Description of the task:
Find all the lines with "выплаты" and gather them.

--- start Records provided ---

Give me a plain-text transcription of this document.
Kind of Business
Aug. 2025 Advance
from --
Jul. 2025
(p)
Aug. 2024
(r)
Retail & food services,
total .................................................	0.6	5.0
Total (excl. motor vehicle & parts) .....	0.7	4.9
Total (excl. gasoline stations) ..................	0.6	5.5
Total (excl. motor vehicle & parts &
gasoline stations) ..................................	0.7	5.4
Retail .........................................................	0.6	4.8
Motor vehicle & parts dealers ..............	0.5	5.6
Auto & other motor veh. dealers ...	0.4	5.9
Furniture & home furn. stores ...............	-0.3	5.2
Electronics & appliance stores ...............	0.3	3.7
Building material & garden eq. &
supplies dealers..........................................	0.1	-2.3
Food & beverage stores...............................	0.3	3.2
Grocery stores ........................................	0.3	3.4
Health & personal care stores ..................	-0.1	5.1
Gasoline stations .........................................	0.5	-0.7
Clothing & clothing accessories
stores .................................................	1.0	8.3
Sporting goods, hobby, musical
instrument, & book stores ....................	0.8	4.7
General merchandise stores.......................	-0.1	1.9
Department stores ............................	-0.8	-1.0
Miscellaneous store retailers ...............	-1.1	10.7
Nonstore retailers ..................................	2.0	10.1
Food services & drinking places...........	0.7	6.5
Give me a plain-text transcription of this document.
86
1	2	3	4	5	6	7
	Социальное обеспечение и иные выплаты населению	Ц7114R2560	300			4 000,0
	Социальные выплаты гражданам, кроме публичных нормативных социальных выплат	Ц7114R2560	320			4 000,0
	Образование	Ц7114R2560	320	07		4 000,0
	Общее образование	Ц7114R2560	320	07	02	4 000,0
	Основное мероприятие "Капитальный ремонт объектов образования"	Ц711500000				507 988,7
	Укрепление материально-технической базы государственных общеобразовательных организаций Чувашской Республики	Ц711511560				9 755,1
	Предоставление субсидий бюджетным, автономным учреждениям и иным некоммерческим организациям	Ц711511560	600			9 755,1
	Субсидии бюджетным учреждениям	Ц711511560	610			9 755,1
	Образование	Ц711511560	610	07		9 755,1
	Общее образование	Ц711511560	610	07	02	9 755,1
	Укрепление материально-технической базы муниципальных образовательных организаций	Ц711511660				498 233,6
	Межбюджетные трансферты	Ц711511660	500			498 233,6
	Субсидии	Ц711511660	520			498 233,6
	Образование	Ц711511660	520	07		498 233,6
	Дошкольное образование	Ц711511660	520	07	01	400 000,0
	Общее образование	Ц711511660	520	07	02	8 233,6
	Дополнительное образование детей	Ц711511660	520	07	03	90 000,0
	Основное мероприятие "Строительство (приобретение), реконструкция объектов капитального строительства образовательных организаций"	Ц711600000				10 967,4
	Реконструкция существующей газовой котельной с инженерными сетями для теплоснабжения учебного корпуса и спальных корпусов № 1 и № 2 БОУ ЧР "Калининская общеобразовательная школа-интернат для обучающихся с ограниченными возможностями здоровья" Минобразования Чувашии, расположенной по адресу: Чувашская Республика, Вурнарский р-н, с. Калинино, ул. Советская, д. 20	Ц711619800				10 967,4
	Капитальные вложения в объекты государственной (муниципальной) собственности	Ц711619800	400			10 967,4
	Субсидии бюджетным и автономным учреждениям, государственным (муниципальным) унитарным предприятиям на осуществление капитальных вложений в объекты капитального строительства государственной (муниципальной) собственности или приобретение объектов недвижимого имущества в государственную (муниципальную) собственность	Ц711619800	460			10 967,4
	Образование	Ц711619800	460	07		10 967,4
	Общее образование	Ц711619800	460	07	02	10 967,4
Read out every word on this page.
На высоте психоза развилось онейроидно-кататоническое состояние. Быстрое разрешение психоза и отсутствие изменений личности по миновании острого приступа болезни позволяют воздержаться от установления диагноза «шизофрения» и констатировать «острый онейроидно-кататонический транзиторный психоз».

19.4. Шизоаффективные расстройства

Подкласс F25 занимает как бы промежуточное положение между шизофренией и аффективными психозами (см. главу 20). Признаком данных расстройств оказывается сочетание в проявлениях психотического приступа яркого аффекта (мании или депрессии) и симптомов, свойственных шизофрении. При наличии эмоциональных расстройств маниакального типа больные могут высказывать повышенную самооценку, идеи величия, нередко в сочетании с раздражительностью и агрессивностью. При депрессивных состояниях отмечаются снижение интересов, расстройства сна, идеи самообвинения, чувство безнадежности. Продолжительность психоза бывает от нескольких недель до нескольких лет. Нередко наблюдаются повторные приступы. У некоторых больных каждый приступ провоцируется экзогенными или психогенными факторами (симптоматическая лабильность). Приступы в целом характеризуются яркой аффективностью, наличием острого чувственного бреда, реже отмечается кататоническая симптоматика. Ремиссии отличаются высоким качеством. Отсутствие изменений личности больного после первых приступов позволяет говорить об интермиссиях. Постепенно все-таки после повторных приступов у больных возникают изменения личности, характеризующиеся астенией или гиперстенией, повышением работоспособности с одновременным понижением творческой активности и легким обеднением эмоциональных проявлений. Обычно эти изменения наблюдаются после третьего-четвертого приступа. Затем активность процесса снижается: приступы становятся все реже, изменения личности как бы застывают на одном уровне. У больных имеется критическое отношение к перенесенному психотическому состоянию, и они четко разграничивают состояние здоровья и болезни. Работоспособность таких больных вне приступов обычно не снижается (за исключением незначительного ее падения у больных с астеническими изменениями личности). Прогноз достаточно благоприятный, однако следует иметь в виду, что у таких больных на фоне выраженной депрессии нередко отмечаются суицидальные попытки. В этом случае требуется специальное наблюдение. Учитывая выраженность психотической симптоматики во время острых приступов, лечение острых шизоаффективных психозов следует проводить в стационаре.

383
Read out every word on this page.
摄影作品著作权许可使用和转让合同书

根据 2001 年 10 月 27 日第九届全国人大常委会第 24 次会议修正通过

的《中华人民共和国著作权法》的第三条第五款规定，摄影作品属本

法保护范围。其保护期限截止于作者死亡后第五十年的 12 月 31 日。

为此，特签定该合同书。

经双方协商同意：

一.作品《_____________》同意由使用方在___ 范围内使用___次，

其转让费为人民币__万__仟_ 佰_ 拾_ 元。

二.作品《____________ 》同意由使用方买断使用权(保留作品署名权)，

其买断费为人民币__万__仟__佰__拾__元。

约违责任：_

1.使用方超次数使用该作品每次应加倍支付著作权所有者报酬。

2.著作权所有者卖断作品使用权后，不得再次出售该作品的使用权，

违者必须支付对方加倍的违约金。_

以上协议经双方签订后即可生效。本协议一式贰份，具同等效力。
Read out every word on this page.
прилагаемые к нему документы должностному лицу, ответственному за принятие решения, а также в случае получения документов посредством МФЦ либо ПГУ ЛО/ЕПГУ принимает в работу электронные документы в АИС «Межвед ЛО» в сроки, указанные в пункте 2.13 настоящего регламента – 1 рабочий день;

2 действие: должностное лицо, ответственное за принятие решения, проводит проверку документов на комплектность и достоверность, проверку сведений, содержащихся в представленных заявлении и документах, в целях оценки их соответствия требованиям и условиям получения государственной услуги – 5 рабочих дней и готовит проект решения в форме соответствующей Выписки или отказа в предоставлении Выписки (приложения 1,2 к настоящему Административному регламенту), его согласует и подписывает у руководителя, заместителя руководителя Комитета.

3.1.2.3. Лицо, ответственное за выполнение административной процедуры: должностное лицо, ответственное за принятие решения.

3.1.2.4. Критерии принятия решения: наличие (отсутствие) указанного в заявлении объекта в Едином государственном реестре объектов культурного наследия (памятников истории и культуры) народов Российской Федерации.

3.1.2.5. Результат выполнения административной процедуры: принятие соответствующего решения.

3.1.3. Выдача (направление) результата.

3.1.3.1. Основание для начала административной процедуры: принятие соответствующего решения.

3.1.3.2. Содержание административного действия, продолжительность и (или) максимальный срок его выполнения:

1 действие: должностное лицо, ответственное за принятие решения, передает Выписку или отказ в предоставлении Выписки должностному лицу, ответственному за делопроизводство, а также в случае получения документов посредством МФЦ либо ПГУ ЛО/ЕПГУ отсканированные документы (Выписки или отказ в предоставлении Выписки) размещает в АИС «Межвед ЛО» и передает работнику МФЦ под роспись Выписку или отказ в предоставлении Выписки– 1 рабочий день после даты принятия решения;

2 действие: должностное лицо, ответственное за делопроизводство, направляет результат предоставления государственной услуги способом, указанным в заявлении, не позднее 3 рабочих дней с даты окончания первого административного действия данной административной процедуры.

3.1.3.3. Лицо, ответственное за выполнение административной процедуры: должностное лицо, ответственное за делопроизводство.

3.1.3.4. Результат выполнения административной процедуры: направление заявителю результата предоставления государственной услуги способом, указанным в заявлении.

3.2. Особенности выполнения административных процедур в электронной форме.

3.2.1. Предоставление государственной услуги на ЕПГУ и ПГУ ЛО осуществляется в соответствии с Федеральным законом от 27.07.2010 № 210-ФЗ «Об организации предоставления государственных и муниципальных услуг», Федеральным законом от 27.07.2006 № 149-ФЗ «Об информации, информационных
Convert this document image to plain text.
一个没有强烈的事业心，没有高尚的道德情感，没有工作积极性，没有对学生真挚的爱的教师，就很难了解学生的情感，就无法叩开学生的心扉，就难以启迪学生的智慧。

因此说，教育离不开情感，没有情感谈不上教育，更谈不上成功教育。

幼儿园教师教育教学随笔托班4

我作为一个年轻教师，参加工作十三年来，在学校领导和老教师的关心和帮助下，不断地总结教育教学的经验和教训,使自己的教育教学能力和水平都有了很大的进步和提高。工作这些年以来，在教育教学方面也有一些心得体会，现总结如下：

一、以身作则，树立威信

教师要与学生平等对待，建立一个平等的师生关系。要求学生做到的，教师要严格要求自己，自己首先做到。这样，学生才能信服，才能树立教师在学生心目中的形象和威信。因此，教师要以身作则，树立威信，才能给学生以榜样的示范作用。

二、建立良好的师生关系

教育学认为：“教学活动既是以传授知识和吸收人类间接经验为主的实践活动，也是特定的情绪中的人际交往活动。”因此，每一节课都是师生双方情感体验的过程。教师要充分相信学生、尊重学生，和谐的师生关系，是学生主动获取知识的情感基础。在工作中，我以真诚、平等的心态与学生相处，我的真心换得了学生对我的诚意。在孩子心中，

--- end Records provided ---

Full solution:
	Социальное обеспечение и иные выплаты населению	Ц7114R2560	300			4 000,0
	Социальные выплаты гражданам, кроме публичных нормативных социальных выплат	Ц7114R2560	320			4 000,0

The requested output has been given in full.